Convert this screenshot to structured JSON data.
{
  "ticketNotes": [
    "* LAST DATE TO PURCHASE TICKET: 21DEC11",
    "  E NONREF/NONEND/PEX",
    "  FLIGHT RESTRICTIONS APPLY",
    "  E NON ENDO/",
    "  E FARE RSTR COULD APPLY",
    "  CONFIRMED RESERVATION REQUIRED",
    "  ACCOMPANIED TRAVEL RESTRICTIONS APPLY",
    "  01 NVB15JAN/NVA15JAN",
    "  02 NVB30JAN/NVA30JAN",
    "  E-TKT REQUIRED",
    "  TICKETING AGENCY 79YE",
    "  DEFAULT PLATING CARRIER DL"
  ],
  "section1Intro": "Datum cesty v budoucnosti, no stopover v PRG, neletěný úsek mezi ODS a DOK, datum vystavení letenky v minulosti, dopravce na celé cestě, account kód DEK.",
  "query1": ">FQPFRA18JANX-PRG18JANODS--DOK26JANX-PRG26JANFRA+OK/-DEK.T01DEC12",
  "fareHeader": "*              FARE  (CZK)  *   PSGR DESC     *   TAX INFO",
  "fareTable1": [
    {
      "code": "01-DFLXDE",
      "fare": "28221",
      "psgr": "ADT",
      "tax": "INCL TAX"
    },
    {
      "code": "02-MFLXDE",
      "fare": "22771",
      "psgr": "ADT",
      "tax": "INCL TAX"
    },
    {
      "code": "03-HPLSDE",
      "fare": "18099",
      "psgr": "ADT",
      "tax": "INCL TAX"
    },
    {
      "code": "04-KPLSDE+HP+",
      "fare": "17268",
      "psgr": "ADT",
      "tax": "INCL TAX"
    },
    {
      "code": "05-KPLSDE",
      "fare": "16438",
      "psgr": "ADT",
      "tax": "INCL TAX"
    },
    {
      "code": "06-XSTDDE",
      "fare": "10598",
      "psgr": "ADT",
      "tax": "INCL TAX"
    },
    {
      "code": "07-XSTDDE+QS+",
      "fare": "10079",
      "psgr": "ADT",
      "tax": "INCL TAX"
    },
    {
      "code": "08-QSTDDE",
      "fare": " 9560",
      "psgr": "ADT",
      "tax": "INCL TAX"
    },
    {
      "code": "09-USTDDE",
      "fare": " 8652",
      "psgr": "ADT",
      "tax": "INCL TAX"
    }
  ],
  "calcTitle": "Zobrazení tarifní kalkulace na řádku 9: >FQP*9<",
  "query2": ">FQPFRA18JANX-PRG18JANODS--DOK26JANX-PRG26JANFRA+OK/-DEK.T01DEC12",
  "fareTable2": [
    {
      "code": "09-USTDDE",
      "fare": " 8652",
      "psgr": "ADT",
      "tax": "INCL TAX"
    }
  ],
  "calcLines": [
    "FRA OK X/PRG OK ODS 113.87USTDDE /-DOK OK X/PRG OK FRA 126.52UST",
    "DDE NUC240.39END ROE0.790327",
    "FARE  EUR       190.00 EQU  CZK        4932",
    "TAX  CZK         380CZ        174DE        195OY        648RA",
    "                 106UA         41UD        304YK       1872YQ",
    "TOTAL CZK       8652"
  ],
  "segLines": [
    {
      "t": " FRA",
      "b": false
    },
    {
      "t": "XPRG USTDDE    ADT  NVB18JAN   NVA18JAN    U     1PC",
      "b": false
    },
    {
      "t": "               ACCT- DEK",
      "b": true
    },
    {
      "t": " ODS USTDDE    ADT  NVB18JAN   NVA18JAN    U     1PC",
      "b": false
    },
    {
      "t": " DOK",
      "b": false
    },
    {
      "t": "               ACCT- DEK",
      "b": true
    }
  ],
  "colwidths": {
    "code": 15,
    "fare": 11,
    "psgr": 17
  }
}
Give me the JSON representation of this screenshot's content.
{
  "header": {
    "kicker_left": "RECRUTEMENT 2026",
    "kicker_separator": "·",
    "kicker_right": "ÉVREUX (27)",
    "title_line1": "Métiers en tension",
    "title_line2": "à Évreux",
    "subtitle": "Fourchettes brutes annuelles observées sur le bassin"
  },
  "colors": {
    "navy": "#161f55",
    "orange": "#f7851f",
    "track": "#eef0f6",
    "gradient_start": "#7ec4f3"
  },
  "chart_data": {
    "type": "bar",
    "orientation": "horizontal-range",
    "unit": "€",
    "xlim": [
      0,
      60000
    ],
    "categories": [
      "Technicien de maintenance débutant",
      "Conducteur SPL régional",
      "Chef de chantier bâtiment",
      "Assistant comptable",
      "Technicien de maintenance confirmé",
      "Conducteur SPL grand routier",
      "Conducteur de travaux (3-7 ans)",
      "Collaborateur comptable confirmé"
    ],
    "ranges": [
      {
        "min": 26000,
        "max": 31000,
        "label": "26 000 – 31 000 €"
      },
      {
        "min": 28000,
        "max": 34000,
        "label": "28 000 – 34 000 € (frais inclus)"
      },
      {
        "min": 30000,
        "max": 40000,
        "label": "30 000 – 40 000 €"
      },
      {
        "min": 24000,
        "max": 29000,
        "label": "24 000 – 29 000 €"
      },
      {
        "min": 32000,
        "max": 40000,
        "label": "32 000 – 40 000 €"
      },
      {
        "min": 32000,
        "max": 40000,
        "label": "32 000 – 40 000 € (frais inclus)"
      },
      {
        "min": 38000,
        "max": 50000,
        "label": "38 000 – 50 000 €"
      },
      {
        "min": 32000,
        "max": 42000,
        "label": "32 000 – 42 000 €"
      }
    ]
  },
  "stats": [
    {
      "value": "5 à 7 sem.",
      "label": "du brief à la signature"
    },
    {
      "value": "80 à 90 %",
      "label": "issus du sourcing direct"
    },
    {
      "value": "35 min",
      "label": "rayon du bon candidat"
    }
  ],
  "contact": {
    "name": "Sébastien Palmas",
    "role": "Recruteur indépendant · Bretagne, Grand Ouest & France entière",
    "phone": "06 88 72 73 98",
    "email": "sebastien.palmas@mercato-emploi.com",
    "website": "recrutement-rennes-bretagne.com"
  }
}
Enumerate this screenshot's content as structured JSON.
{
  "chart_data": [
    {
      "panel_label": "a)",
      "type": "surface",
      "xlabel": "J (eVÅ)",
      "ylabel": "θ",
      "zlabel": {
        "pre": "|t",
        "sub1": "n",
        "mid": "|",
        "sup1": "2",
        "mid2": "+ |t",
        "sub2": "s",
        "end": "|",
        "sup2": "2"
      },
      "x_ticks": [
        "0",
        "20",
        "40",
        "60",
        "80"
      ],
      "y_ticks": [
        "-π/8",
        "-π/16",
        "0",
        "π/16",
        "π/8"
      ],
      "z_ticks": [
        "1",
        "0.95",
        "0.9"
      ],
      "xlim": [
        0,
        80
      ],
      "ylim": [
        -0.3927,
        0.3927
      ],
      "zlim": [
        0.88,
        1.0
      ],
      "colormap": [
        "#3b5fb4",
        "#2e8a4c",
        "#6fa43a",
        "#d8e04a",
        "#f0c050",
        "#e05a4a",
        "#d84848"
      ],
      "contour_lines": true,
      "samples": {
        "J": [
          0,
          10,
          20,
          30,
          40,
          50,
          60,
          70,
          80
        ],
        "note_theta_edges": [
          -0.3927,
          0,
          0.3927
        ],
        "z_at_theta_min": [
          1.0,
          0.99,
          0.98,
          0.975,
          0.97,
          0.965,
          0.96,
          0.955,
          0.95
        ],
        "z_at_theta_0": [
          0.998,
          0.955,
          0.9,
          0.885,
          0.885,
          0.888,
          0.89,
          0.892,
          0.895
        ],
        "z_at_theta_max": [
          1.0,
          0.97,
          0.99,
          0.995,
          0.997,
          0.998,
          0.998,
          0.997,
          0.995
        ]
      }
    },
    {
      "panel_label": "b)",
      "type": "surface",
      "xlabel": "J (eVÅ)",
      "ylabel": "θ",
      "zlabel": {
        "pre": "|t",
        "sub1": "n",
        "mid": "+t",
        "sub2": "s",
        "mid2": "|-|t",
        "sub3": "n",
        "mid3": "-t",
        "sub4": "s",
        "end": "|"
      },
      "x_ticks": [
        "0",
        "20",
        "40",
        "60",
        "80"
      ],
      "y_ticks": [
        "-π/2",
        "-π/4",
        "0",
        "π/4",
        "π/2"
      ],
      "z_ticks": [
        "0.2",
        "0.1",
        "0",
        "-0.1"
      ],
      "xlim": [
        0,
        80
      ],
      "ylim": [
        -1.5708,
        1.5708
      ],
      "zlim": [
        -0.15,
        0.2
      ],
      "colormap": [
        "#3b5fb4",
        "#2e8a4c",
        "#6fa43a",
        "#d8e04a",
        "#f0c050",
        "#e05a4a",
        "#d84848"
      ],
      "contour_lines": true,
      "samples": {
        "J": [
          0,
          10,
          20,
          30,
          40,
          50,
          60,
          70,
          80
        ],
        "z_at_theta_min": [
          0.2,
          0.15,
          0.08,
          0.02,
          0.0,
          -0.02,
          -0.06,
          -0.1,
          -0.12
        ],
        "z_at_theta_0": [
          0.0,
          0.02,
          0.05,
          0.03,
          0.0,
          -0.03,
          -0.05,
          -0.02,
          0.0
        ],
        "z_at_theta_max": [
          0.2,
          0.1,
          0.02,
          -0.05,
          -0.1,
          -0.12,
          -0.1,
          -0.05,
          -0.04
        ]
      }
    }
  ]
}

·····

» **PROBLEM TO SOLVE**
From the entries above, extract each line containing "maintenance".

» **RESULT FOR THIS TASK**
      "Technicien de maintenance débutant",
      "Technicien de maintenance confirmé",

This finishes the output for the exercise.